Short problem:
Answer these from the text below about Josef Konczak and his Fotopub 2016 show:
(a) At which university did Konczak study Photography?
(b) What object do Lam Pok Yin Jeff & Chong Ng turn into a device for telescopic vision?
(c) What size of paper passes between the scanner and printer in Scott Pattinson's work?

Text extract:
■ ■ ■ ■

Josef Konczak is an artist and curator who lives and works in London, UK. He studied Photography at the University of Brighton.His photographic work has been exhibited and published internationally. Recent exhibitions include: A Little Experiment (POSK Gallery) and 100 images of Migration (Hackney Museum).

During Fotopub 2016 he curated a collective show with works by Alexander Burgess, David Fathi, Scott Pattinson and Lam Pok Yin Jeff & Chong Ng.




Bringing together artists who question image-making in the digital age through their deployment of different strategies to re-think, re-purpose and re-present the photographic image, this exhibition examines the mechanics of both image and its apparatus.

In The Untimely Apparatus Of Two Amateur Photographers, artistic duo Lam Pok Yin Jeff & Chong Ng, adapt, transform and modify everyday objects into picture-making devices. Ingenuity and playfulness allow techniques to be pushed to the extreme: photography is turned on its head.  A slide projector is converted into a camera by reversing its mechanism (so that the machine absorbs light into its body instead of projecting) and a mailing tube becomes a device for telescopic vision. Often adapting and mimicking the language of photographic manuals, Jeff and Chong’s challenging investigation into the basic mechanics of a camera is documented and presented through performance, images, instructional diagrams and sculptural objects.

Scott Pattinson’s Conversations between a scanner and printer about a piece of paper, records the communication and dialogue between two photographic machines. An A4 sheet of paper passed repeatedly between the two machines, creates an almost endless feedback loop between an “input” and “output” device - revealing a breakdown of the mechanical process. Echoing early camera-less photography techniques, these ‘photograms’ translate to the digital age: rather than being developed by a chemical process, they are a reaction between code, data, and algorithms

In Wolfgang, David Fathi reworks images from the CERN archive, the European Organisation for Nuclear Research, which was recently released online. Wolfgang Erst Pauli, physicist and pioneer of Quantum physics working at CERN, was known for his “Pauli” effect where machinery and equipment would often mysteriously fail due to his presence. Fathi threads together images using the “Pauli effect” as narrative device, creating a playful interpretation of the archive. Further questioning the relationship between science and myth. Some images are manipulated by the artist, some aren’t, the viewer is invited to decipher between what is fact and what is fiction.

■ ■ ■ ■

Supplied records:
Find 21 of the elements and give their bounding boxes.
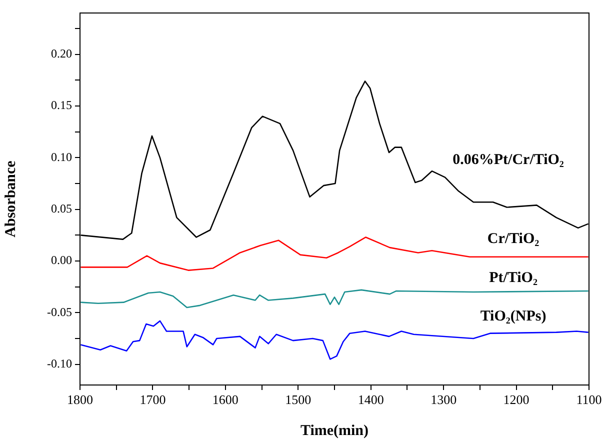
y-tick-label: -0.05 [47, 304, 72, 319]
series-label: Pt/TiO₂ [489, 270, 538, 286]
y-axis-title: Absorbance [2, 160, 19, 238]
x-tick-label: 1200 [503, 392, 530, 408]
x-axis-title: Time(min) [300, 422, 369, 439]
series-label: TiO₂(NPs) [480, 308, 546, 324]
x-tick-label: 1700 [140, 392, 166, 408]
y-tick-label: 0.15 [51, 98, 72, 112]
series-label: 0.06%Pt/Cr/TiO₂ [452, 152, 564, 168]
y-tick-label: 0.05 [51, 201, 72, 216]
y-tick-label: 0.00 [51, 253, 72, 268]
y-tick-label: -0.10 [47, 356, 72, 370]
x-tick-label: 1100 [576, 392, 602, 408]
x-tick-label: 1500 [285, 392, 312, 408]
x-tick-label: 1600 [212, 392, 238, 408]
series-label: Cr/TiO₂ [487, 230, 540, 247]
x-tick-label: 1300 [430, 392, 457, 408]
x-tick-label: 1800 [67, 392, 93, 408]
x-tick-label: 1400 [358, 392, 384, 408]
y-tick-label: 0.20 [51, 46, 72, 60]
y-tick-label: 0.10 [51, 150, 72, 164]
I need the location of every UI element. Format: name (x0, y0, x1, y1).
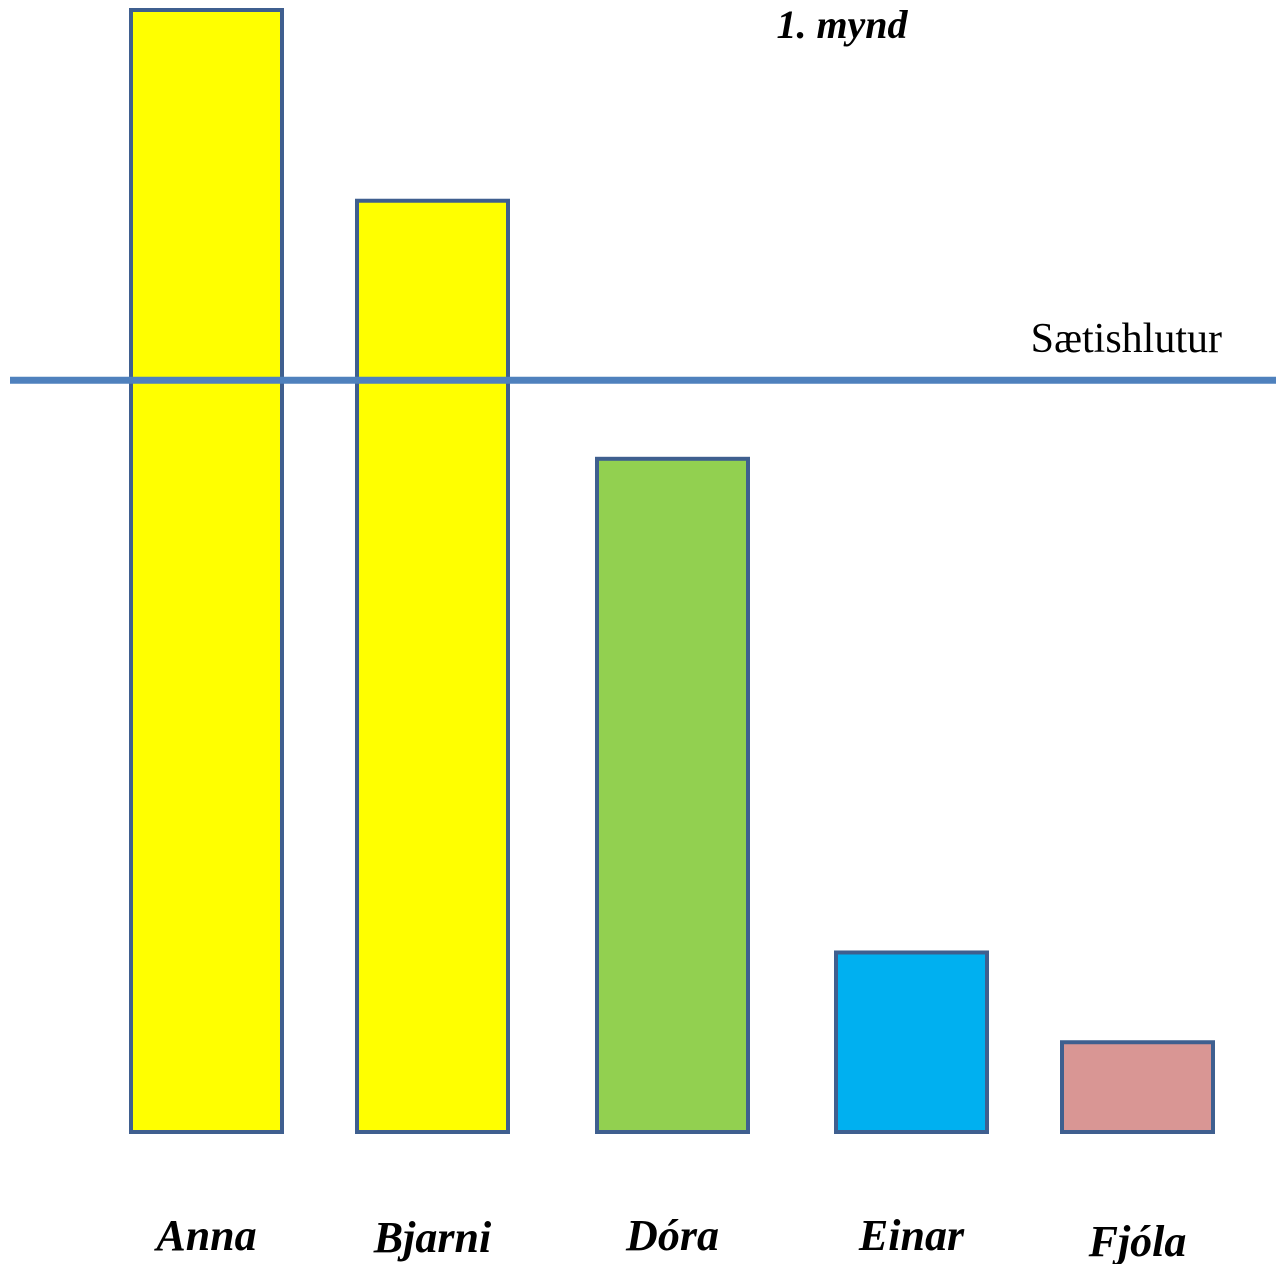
category-label-anna: Anna (153, 1211, 256, 1260)
category-labels-group: Anna Bjarni Dóra Einar Fjóla (153, 1211, 1186, 1264)
category-label-fjóla: Fjóla (1088, 1217, 1187, 1264)
bar-bjarni (355, 198, 510, 1135)
category-label-bjarni: Bjarni (373, 1213, 492, 1262)
threshold-label: Sætishlutur (1031, 316, 1222, 362)
bar-dóra (595, 456, 750, 1134)
category-label-einar: Einar (858, 1211, 965, 1260)
bars-group (129, 8, 1215, 1135)
bar-fjóla (1060, 1040, 1215, 1134)
chart-title: 1. mynd (776, 2, 908, 47)
bar-einar (834, 950, 989, 1134)
bar-anna (129, 8, 284, 1134)
category-label-dóra: Dóra (625, 1211, 719, 1260)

■ ■ ■ ■

Correct output:
(a) The University of Brighton
(b) A mailing tube
(c) A4